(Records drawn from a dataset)
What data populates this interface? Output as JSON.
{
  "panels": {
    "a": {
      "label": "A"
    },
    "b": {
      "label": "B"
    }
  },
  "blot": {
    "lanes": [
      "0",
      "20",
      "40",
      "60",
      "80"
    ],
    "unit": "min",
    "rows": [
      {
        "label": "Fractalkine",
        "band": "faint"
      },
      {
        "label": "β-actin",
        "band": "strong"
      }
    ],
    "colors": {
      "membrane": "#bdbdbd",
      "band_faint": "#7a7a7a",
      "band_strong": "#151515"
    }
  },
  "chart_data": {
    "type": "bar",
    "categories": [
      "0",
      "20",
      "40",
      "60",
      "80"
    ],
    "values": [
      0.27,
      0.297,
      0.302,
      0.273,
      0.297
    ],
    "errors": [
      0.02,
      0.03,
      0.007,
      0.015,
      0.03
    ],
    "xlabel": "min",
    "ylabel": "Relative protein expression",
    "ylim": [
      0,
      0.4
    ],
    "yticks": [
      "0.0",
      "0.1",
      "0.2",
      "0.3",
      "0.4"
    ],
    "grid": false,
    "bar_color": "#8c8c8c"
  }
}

---

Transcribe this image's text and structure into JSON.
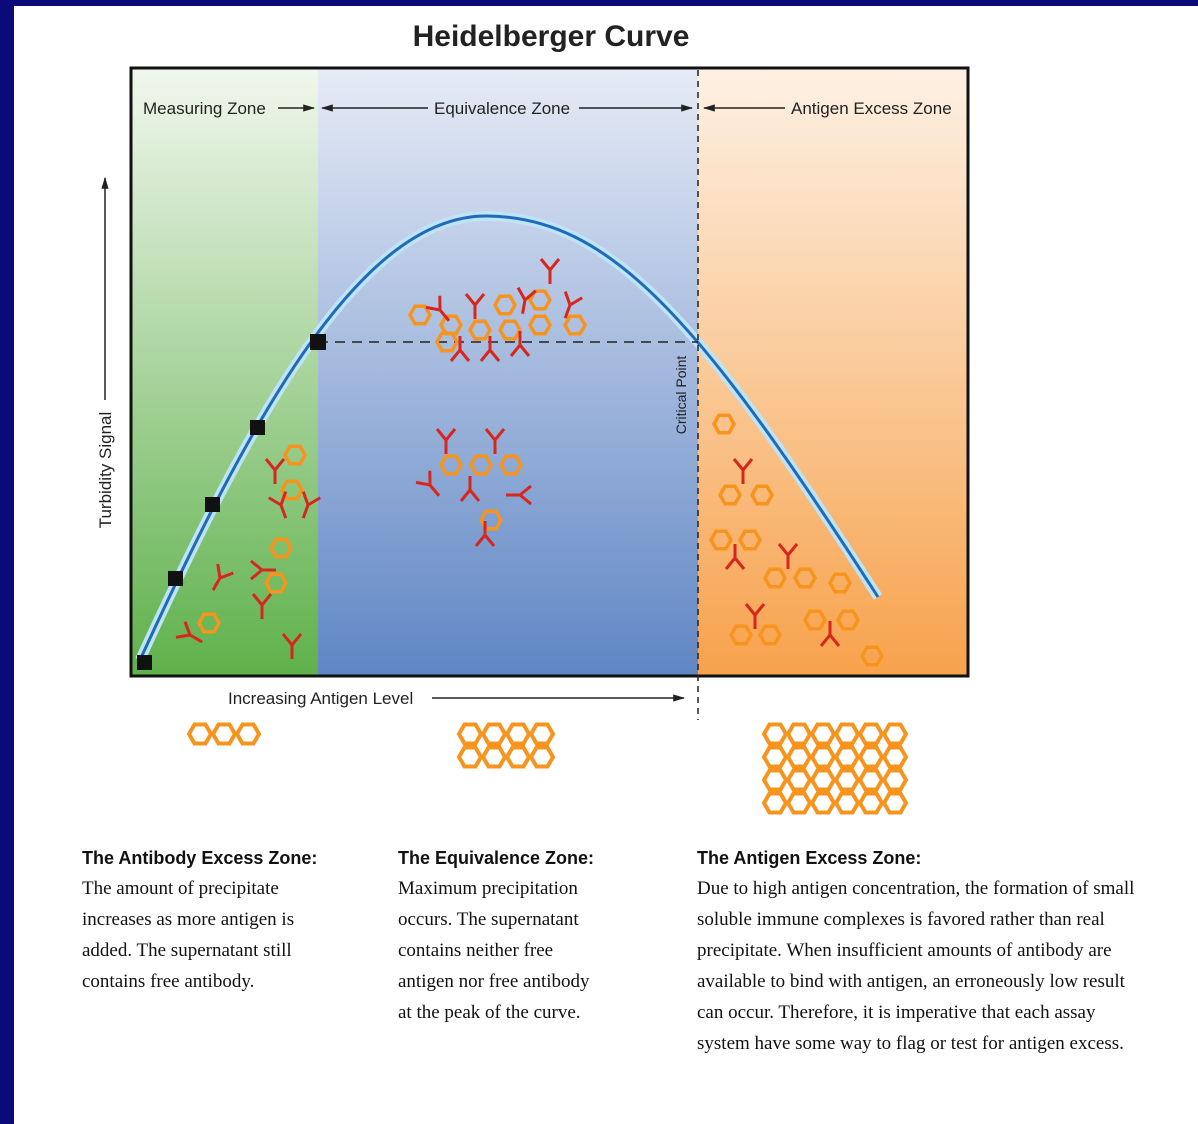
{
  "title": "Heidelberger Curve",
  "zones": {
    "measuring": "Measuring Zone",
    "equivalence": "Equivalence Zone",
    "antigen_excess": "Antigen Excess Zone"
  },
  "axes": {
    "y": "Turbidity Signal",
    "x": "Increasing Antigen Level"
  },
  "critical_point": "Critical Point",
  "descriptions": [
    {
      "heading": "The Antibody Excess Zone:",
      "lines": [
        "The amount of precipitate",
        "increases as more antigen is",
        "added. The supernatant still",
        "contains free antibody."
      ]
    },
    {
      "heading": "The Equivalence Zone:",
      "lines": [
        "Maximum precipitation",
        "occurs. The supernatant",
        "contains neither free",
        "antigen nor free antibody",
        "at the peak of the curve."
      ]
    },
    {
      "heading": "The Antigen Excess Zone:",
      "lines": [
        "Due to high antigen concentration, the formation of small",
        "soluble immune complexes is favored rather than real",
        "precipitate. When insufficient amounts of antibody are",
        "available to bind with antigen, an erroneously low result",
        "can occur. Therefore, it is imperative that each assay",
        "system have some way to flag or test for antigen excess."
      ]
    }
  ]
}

DIRECTIONS FOR THIS TASK :: This task calls for the number of lines in the entries that contain the string "precipitate", with no accompanying text.

EXERCISE RESPONSE :: 2